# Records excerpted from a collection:
----------------
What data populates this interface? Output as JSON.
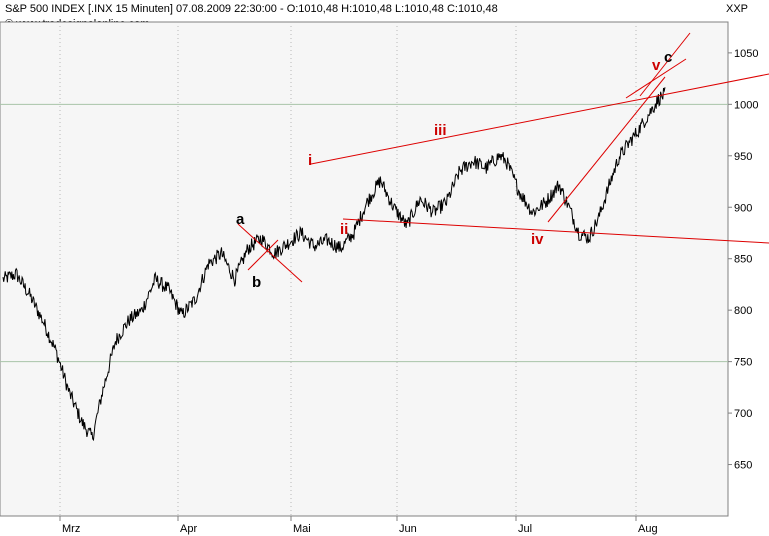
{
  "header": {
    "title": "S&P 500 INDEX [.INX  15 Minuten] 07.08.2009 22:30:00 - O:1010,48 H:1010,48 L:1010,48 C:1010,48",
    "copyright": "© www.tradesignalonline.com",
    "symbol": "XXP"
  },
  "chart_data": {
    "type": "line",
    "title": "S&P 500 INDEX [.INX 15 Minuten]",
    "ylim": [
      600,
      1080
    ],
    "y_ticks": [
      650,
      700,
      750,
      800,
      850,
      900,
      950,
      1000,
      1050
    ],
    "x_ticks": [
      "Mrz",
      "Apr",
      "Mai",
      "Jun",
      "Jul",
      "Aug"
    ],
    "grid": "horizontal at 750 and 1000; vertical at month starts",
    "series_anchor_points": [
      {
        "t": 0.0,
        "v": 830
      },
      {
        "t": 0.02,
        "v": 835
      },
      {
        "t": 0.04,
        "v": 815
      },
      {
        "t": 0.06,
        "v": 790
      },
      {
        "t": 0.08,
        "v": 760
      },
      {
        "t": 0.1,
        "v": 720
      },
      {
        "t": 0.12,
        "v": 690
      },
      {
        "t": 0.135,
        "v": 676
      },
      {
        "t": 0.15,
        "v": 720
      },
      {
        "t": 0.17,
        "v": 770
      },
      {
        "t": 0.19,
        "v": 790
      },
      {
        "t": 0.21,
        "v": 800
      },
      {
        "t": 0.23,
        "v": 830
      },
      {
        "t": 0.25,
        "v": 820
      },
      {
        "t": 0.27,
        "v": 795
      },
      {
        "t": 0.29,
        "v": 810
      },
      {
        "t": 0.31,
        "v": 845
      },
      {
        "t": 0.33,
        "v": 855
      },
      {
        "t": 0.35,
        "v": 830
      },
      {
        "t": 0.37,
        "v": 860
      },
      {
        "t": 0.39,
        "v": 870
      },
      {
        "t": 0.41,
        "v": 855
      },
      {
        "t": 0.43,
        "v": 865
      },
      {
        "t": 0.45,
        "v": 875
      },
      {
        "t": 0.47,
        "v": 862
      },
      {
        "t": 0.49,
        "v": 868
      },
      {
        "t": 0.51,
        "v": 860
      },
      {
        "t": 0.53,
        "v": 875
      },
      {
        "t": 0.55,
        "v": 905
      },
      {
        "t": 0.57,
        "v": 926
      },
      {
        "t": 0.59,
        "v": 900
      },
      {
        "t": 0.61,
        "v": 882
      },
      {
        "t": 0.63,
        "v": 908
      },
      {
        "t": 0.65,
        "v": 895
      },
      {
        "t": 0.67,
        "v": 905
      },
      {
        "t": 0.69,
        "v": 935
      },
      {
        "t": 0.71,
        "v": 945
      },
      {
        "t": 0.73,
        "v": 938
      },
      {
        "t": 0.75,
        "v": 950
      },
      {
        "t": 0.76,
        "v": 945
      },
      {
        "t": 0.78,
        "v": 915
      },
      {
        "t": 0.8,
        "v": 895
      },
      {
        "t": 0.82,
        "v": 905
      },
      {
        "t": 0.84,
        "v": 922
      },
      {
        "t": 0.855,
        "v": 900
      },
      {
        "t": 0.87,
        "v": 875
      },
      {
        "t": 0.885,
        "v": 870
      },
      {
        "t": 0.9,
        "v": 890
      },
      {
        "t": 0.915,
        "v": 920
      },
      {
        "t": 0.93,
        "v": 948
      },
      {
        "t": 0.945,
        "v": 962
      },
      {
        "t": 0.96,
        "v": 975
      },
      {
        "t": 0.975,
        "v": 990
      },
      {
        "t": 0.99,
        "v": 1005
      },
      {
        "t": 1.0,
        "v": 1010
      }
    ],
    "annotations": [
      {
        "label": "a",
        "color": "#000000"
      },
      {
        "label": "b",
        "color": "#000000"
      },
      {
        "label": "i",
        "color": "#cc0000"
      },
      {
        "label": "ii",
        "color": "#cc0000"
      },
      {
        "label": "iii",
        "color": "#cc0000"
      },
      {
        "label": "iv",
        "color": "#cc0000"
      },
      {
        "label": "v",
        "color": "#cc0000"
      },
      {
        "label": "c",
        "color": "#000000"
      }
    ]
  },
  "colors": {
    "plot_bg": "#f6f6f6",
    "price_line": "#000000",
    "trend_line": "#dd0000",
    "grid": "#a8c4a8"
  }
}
----------------
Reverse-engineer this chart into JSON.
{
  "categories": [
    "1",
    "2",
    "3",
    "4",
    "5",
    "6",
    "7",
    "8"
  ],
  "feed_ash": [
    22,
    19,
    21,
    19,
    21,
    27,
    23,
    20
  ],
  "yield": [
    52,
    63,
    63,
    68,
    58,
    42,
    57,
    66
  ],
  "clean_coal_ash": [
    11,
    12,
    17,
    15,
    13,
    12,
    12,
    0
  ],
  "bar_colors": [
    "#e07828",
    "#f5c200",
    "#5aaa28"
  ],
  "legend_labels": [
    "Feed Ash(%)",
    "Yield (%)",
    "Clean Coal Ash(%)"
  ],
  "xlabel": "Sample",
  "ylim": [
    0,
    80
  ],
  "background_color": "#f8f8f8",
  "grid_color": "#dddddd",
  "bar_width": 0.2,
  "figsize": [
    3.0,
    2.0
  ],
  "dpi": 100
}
----------------
# INSTRUCTIONS FOR THE TASK:
Write out every line of the data that holds the word "this".

# RESPONSE:
What data populates this interface? Output as JSON.
Reverse-engineer this chart into JSON.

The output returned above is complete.